GOAL OF THE EXERCISE:
Go through the material below and copy each line where the word "this" appears.

DATA ENTRIES:
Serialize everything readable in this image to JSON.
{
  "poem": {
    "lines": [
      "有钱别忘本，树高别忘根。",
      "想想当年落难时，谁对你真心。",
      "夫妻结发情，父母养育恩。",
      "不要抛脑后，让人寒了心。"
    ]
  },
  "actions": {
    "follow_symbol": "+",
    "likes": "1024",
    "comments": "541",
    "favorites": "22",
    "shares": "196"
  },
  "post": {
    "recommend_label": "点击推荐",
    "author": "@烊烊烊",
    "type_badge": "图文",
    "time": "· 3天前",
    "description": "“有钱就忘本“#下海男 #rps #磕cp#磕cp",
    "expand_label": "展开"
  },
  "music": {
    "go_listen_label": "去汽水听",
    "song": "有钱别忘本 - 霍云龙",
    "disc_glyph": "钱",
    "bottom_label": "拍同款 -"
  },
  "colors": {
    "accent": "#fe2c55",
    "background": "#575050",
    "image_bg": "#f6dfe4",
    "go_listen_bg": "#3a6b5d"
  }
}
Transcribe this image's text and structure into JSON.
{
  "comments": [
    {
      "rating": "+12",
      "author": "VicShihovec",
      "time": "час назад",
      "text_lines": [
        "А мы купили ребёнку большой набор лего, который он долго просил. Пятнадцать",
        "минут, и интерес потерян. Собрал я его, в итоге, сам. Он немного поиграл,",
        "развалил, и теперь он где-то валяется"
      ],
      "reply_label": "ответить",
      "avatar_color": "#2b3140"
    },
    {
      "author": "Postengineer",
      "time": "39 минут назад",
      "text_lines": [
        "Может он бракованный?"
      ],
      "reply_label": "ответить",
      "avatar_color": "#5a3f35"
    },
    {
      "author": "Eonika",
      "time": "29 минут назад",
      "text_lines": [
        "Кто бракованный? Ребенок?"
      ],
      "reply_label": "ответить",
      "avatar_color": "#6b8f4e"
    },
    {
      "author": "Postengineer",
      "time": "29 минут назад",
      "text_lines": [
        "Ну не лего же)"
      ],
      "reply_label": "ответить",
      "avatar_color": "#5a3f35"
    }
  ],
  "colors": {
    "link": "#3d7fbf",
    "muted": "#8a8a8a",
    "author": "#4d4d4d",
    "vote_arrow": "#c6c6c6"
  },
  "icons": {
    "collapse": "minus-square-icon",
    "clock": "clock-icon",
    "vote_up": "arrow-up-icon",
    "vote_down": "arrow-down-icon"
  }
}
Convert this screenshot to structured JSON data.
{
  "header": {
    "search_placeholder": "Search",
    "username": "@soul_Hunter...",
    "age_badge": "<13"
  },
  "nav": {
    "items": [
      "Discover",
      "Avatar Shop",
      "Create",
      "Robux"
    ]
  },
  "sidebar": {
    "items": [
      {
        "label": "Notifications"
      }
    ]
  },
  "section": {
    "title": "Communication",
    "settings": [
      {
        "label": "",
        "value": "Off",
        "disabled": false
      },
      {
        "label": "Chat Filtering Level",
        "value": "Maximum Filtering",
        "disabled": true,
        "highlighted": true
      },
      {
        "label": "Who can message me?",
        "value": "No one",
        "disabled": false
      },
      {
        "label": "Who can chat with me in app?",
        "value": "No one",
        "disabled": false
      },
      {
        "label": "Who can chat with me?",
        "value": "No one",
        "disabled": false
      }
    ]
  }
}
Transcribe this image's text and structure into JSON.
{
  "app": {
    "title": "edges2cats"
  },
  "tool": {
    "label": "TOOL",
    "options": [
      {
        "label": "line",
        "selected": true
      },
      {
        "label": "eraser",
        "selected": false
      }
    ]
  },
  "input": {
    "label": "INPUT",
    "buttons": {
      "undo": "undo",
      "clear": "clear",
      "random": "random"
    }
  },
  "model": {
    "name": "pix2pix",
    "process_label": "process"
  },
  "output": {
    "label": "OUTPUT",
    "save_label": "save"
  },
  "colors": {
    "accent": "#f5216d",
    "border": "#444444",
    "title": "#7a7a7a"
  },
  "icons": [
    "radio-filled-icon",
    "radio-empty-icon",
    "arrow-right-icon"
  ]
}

WRITTEN RESPONSE:
Serialize everything readable in this image to JSON.
Transcribe this image's text and structure into JSON.
Convert this screenshot to structured JSON data.
Transcribe this image's text and structure into JSON.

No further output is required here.